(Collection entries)
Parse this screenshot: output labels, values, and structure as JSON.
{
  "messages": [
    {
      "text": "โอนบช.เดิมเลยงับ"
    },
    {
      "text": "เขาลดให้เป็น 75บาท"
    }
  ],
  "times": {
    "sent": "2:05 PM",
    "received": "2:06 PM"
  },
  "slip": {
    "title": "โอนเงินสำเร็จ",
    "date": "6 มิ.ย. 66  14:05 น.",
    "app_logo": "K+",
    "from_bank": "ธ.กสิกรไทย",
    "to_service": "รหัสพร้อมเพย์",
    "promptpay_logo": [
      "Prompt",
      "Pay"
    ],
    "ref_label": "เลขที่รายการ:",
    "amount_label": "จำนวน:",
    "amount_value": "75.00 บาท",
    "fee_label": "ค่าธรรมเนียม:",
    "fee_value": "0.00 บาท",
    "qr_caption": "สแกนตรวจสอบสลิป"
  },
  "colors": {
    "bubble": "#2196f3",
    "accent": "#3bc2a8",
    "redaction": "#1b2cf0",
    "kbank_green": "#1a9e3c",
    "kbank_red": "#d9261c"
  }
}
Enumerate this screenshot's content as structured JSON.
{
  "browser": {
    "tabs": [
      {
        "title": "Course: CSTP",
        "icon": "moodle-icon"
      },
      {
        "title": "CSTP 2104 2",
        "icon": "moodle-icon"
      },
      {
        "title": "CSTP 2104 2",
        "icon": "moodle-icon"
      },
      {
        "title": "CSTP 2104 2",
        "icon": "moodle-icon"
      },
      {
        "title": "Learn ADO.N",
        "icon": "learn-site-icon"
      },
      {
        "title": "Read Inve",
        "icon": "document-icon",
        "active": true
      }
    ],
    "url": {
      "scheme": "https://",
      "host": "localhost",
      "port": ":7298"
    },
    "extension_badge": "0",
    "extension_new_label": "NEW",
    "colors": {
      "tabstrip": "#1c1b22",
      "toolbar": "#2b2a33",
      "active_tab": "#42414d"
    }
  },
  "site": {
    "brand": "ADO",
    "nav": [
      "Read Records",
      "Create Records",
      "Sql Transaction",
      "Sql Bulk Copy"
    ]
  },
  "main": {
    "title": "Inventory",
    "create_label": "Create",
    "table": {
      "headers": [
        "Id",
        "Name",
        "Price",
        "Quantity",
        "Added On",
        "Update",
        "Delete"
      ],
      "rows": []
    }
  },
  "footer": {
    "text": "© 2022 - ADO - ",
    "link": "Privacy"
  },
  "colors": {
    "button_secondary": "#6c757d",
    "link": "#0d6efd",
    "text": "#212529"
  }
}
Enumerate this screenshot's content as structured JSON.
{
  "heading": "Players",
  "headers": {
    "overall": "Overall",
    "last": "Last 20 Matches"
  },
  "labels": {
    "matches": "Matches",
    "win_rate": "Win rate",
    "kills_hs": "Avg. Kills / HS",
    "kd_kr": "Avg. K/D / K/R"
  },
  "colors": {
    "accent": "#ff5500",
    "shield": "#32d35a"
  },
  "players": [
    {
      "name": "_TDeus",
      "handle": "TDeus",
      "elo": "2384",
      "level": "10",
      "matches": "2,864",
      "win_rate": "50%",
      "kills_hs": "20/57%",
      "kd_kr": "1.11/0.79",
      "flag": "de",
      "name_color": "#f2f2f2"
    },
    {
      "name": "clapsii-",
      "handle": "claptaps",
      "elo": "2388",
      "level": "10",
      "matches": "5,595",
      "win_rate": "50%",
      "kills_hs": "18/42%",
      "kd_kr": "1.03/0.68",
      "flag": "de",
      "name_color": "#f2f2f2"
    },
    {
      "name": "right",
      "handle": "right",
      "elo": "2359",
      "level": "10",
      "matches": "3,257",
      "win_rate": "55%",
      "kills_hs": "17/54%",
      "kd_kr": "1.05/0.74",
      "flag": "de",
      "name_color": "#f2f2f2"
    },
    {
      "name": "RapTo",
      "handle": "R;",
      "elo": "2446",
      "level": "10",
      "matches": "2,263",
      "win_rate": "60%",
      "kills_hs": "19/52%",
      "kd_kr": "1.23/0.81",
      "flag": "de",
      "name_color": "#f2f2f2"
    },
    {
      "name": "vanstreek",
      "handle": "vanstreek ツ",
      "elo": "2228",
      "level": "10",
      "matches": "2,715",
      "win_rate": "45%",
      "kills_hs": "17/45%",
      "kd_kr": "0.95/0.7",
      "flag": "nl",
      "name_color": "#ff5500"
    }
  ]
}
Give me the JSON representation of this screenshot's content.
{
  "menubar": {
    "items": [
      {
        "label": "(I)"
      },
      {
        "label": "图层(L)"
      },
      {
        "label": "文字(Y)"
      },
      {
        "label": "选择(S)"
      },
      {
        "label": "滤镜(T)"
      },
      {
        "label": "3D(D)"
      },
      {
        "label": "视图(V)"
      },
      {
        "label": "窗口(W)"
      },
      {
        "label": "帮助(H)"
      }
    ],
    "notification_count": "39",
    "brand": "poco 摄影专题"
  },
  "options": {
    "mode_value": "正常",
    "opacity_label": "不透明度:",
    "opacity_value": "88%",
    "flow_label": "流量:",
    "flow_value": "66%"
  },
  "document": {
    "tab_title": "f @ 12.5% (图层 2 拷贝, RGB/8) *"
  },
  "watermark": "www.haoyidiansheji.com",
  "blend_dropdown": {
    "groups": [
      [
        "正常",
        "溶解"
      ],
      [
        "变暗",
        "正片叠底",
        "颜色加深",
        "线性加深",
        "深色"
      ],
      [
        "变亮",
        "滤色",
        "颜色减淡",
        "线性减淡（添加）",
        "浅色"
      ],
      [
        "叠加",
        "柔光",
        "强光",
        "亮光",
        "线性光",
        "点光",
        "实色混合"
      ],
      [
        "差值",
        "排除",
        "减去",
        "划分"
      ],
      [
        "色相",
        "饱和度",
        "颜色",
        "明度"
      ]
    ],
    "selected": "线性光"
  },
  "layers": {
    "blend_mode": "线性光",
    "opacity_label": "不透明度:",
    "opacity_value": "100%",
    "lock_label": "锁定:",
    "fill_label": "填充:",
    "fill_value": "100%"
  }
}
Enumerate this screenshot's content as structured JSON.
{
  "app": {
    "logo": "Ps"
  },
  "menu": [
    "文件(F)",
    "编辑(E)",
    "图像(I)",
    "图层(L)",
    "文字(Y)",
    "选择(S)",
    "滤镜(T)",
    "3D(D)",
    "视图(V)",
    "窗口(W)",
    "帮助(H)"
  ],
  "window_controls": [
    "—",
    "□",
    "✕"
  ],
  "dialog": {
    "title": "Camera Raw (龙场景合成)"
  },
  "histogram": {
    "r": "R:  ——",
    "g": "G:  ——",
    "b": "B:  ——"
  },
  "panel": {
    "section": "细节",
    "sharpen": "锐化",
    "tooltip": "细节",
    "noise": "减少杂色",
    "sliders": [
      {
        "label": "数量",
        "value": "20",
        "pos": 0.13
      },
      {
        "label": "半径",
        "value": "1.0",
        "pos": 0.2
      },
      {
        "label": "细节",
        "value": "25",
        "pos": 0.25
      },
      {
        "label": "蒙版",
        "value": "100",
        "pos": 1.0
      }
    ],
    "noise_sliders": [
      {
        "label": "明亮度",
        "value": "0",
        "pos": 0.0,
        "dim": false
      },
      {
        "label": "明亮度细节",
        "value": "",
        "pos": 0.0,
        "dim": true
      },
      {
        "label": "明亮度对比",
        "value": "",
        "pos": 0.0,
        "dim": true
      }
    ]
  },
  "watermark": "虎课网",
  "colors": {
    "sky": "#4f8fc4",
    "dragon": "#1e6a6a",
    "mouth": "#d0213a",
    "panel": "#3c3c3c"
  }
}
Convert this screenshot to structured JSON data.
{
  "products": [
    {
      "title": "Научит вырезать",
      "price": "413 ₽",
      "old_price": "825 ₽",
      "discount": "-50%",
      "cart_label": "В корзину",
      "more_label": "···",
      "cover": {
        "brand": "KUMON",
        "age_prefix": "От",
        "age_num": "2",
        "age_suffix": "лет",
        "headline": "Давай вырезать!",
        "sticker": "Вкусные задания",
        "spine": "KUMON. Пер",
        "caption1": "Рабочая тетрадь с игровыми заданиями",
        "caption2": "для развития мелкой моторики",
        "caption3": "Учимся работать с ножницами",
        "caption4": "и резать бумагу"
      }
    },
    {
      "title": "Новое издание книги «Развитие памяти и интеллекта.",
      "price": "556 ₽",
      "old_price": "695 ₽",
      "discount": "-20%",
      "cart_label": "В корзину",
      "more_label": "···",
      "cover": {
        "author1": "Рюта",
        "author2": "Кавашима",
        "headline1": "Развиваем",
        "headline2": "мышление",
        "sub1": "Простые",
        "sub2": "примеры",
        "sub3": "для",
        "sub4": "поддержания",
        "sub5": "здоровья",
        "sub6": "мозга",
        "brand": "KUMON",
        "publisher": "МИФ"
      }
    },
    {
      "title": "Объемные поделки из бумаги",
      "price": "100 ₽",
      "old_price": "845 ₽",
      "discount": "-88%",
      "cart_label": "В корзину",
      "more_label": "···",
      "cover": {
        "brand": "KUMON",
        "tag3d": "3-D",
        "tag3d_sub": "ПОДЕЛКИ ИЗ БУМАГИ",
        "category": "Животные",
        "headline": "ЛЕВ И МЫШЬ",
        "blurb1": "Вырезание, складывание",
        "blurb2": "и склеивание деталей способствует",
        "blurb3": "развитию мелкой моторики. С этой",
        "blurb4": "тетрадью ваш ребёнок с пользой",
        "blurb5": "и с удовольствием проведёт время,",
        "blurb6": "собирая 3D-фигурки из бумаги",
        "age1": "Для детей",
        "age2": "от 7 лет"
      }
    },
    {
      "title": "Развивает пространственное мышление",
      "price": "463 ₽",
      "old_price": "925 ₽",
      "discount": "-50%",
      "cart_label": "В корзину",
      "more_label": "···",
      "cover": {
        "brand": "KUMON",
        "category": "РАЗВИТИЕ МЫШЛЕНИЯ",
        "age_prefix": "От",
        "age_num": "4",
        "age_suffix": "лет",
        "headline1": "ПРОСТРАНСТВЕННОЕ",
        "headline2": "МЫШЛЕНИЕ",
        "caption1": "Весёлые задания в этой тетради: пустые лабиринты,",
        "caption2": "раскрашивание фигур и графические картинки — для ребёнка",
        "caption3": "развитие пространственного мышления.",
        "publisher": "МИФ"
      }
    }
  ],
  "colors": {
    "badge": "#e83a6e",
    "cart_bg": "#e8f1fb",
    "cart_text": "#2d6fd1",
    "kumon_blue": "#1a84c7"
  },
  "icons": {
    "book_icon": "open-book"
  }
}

Instructions to follow:
Scan the listing above. Gather each line that contains the word "discount".

Full answer:
      "discount": "-50%",
      "discount": "-20%",
      "discount": "-88%",
      "discount": "-50%",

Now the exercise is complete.